Look through the lines of the material and count those containing "converters". Give that count alone.

[Begin Provided data]

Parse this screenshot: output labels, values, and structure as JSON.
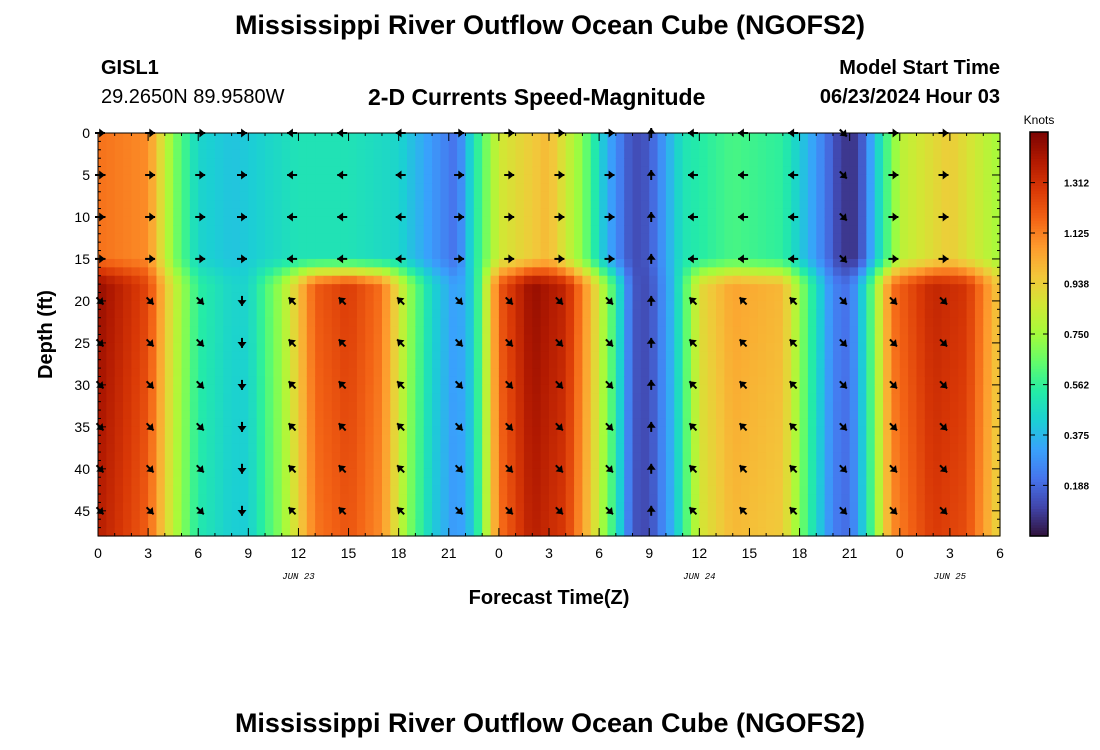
{
  "header": {
    "title": "Mississippi River Outflow Ocean Cube (NGOFS2)",
    "station_id": "GISL1",
    "coordinates": "29.2650N  89.9580W",
    "subtitle": "2-D Currents Speed-Magnitude",
    "model_start_label": "Model Start Time",
    "model_start_value": "06/23/2024 Hour 03"
  },
  "footer": {
    "title": "Mississippi River Outflow Ocean Cube (NGOFS2)"
  },
  "chart_data": {
    "type": "heatmap",
    "title": "2-D Currents Speed-Magnitude",
    "xlabel": "Forecast Time(Z)",
    "ylabel": "Depth (ft)",
    "x_range_hours": [
      0,
      54
    ],
    "x_tick_hours": [
      0,
      3,
      6,
      9,
      12,
      15,
      18,
      21,
      24,
      27,
      30,
      33,
      36,
      39,
      42,
      45,
      48,
      51,
      54
    ],
    "x_tick_labels": [
      "0",
      "3",
      "6",
      "9",
      "12",
      "15",
      "18",
      "21",
      "0",
      "3",
      "6",
      "9",
      "12",
      "15",
      "18",
      "21",
      "0",
      "3",
      "6"
    ],
    "date_labels": [
      {
        "hour": 12,
        "label": "JUN 23"
      },
      {
        "hour": 36,
        "label": "JUN 24"
      },
      {
        "hour": 51,
        "label": "JUN 25"
      }
    ],
    "y_range": [
      0,
      48
    ],
    "y_reversed": true,
    "y_ticks": [
      0,
      5,
      10,
      15,
      20,
      25,
      30,
      35,
      40,
      45
    ],
    "colorbar": {
      "label": "Knots",
      "range": [
        0,
        1.5
      ],
      "ticks": [
        "1.312",
        "1.125",
        "0.938",
        "0.750",
        "0.562",
        "0.375",
        "0.188"
      ],
      "colormap": [
        "#30123b",
        "#4145ab",
        "#4675ed",
        "#39a2fc",
        "#1bcfd4",
        "#24eca6",
        "#61fc6c",
        "#a4fc3b",
        "#d1e834",
        "#f3c63a",
        "#fe9b2d",
        "#f36315",
        "#d93806",
        "#b11901",
        "#7a0402"
      ]
    },
    "surface_layer": {
      "depth_range": [
        0,
        15
      ],
      "speed_knots_by_hour": [
        [
          0,
          1.15
        ],
        [
          3,
          1.1
        ],
        [
          4.5,
          0.7
        ],
        [
          6,
          0.45
        ],
        [
          8,
          0.4
        ],
        [
          9,
          0.42
        ],
        [
          12,
          0.5
        ],
        [
          15,
          0.5
        ],
        [
          18,
          0.45
        ],
        [
          20,
          0.3
        ],
        [
          21.5,
          0.2
        ],
        [
          22.5,
          0.5
        ],
        [
          24,
          0.85
        ],
        [
          27,
          1.0
        ],
        [
          29,
          0.7
        ],
        [
          30.5,
          0.35
        ],
        [
          32,
          0.12
        ],
        [
          33,
          0.15
        ],
        [
          35,
          0.5
        ],
        [
          38,
          0.6
        ],
        [
          41,
          0.55
        ],
        [
          43,
          0.3
        ],
        [
          44.5,
          0.08
        ],
        [
          45.5,
          0.08
        ],
        [
          46.5,
          0.4
        ],
        [
          48,
          0.8
        ],
        [
          51,
          0.95
        ],
        [
          54,
          0.75
        ]
      ]
    },
    "deep_layer": {
      "depth_range": [
        18,
        48
      ],
      "speed_knots_by_hour": [
        [
          0,
          1.45
        ],
        [
          3,
          1.25
        ],
        [
          4.5,
          0.85
        ],
        [
          6,
          0.55
        ],
        [
          8,
          0.45
        ],
        [
          9,
          0.45
        ],
        [
          11,
          0.75
        ],
        [
          13,
          1.2
        ],
        [
          15,
          1.28
        ],
        [
          17,
          1.15
        ],
        [
          18.5,
          0.75
        ],
        [
          20,
          0.45
        ],
        [
          21.5,
          0.3
        ],
        [
          22.5,
          0.45
        ],
        [
          24,
          1.2
        ],
        [
          26,
          1.45
        ],
        [
          28,
          1.35
        ],
        [
          29.5,
          1.0
        ],
        [
          31,
          0.55
        ],
        [
          32,
          0.15
        ],
        [
          33,
          0.12
        ],
        [
          34.5,
          0.4
        ],
        [
          36,
          0.9
        ],
        [
          38,
          1.05
        ],
        [
          41,
          1.0
        ],
        [
          42.5,
          0.6
        ],
        [
          44,
          0.25
        ],
        [
          45,
          0.2
        ],
        [
          46,
          0.5
        ],
        [
          47.5,
          1.15
        ],
        [
          50,
          1.35
        ],
        [
          52,
          1.3
        ],
        [
          54,
          0.95
        ]
      ]
    },
    "vector_rows_depth_ft": [
      0,
      5,
      10,
      15,
      20,
      25,
      30,
      35,
      40,
      45
    ],
    "vector_columns": [
      {
        "hour": 0,
        "dir": "E",
        "deep_dir": "SE"
      },
      {
        "hour": 3,
        "dir": "E",
        "deep_dir": "SE"
      },
      {
        "hour": 6,
        "dir": "E",
        "deep_dir": "SE"
      },
      {
        "hour": 8.5,
        "dir": "E",
        "deep_dir": "S"
      },
      {
        "hour": 11.5,
        "dir": "W",
        "deep_dir": "NW"
      },
      {
        "hour": 14.5,
        "dir": "W",
        "deep_dir": "NW"
      },
      {
        "hour": 18,
        "dir": "W",
        "deep_dir": "NW"
      },
      {
        "hour": 21.5,
        "dir": "E",
        "deep_dir": "SE"
      },
      {
        "hour": 24.5,
        "dir": "E",
        "deep_dir": "SE"
      },
      {
        "hour": 27.5,
        "dir": "E",
        "deep_dir": "SE"
      },
      {
        "hour": 30.5,
        "dir": "E",
        "deep_dir": "SE"
      },
      {
        "hour": 33,
        "dir": "N",
        "deep_dir": "N"
      },
      {
        "hour": 35.5,
        "dir": "W",
        "deep_dir": "NW"
      },
      {
        "hour": 38.5,
        "dir": "W",
        "deep_dir": "NW"
      },
      {
        "hour": 41.5,
        "dir": "W",
        "deep_dir": "NW"
      },
      {
        "hour": 44.5,
        "dir": "SE",
        "deep_dir": "SE"
      },
      {
        "hour": 47.5,
        "dir": "E",
        "deep_dir": "SE"
      },
      {
        "hour": 50.5,
        "dir": "E",
        "deep_dir": "SE"
      }
    ]
  }
}
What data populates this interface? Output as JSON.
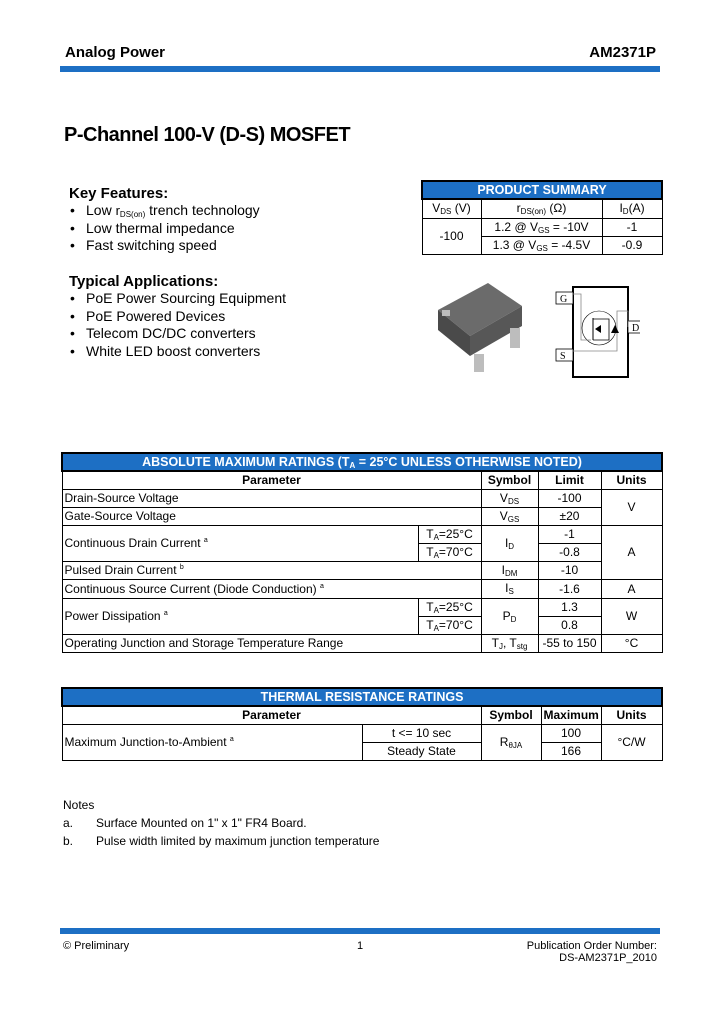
{
  "header": {
    "company": "Analog Power",
    "part_number": "AM2371P"
  },
  "title": "P-Channel 100-V (D-S) MOSFET",
  "key_features": {
    "heading": "Key Features:",
    "items": [
      {
        "pre": "Low ",
        "sym": "r",
        "sub": "DS(on)",
        "post": " trench technology"
      },
      {
        "pre": "Low thermal impedance"
      },
      {
        "pre": "Fast switching speed"
      }
    ]
  },
  "typical_applications": {
    "heading": "Typical Applications:",
    "items": [
      "PoE Power Sourcing Equipment",
      "PoE Powered Devices",
      "Telecom DC/DC converters",
      "White LED boost converters"
    ]
  },
  "product_summary": {
    "title": "PRODUCT SUMMARY",
    "headers": {
      "vds": "V",
      "vds_sub": "DS",
      "vds_unit": " (V)",
      "rds": "r",
      "rds_sub": "DS(on)",
      "rds_unit": " (Ω)",
      "id": "I",
      "id_sub": "D",
      "id_unit": "(A)"
    },
    "vds_value": "-100",
    "rows": [
      {
        "pre": "1.2 @ V",
        "sub": "GS",
        "post": " = -10V",
        "id": "-1"
      },
      {
        "pre": "1.3 @ V",
        "sub": "GS",
        "post": " = -4.5V",
        "id": "-0.9"
      }
    ]
  },
  "schematic": {
    "gate": "G",
    "drain": "D",
    "source": "S"
  },
  "abs_max": {
    "title_pre": "ABSOLUTE MAXIMUM RATINGS (T",
    "title_sub": "A",
    "title_post": " = 25°C UNLESS OTHERWISE NOTED)",
    "headers": [
      "Parameter",
      "Symbol",
      "Limit",
      "Units"
    ],
    "rows": {
      "vds": {
        "param": "Drain-Source Voltage",
        "sym": "V",
        "sym_sub": "DS",
        "limit": "-100"
      },
      "vgs": {
        "param": "Gate-Source Voltage",
        "sym": "V",
        "sym_sub": "GS",
        "limit": "±20",
        "unit": "V"
      },
      "id": {
        "param": "Continuous Drain Current",
        "note": "a",
        "cond1": "=25°C",
        "cond2": "=70°C",
        "sym": "I",
        "sym_sub": "D",
        "limit1": "-1",
        "limit2": "-0.8"
      },
      "idm": {
        "param": "Pulsed Drain Current",
        "note": "b",
        "sym": "I",
        "sym_sub": "DM",
        "limit": "-10",
        "unit": "A"
      },
      "is": {
        "param": "Continuous Source Current (Diode Conduction)",
        "note": "a",
        "sym": "I",
        "sym_sub": "S",
        "limit": "-1.6",
        "unit": "A"
      },
      "pd": {
        "param": "Power Dissipation",
        "note": "a",
        "cond1": "=25°C",
        "cond2": "=70°C",
        "sym": "P",
        "sym_sub": "D",
        "limit1": "1.3",
        "limit2": "0.8",
        "unit": "W"
      },
      "tj": {
        "param": "Operating Junction and Storage Temperature Range",
        "sym": "T",
        "sym_sub": "J",
        "sym2": ", T",
        "sym2_sub": "stg",
        "limit": "-55 to 150",
        "unit": "°C"
      }
    },
    "ta": "T",
    "ta_sub": "A"
  },
  "thermal": {
    "title": "THERMAL RESISTANCE RATINGS",
    "headers": [
      "Parameter",
      "Symbol",
      "Maximum",
      "Units"
    ],
    "param": "Maximum Junction-to-Ambient",
    "note": "a",
    "cond1": "t <= 10 sec",
    "cond2": "Steady State",
    "sym": "R",
    "sym_sub": "θJA",
    "max1": "100",
    "max2": "166",
    "unit": "°C/W"
  },
  "notes": {
    "heading": "Notes",
    "items": [
      {
        "label": "a.",
        "text": "Surface Mounted on 1\" x 1\" FR4 Board."
      },
      {
        "label": "b.",
        "text": "Pulse width limited by maximum junction temperature"
      }
    ]
  },
  "footer": {
    "left": "© Preliminary",
    "page": "1",
    "right1": "Publication Order Number:",
    "right2": "DS-AM2371P_2010"
  },
  "colors": {
    "accent": "#1d6fc4"
  }
}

[End Provided data]

Solution below: 2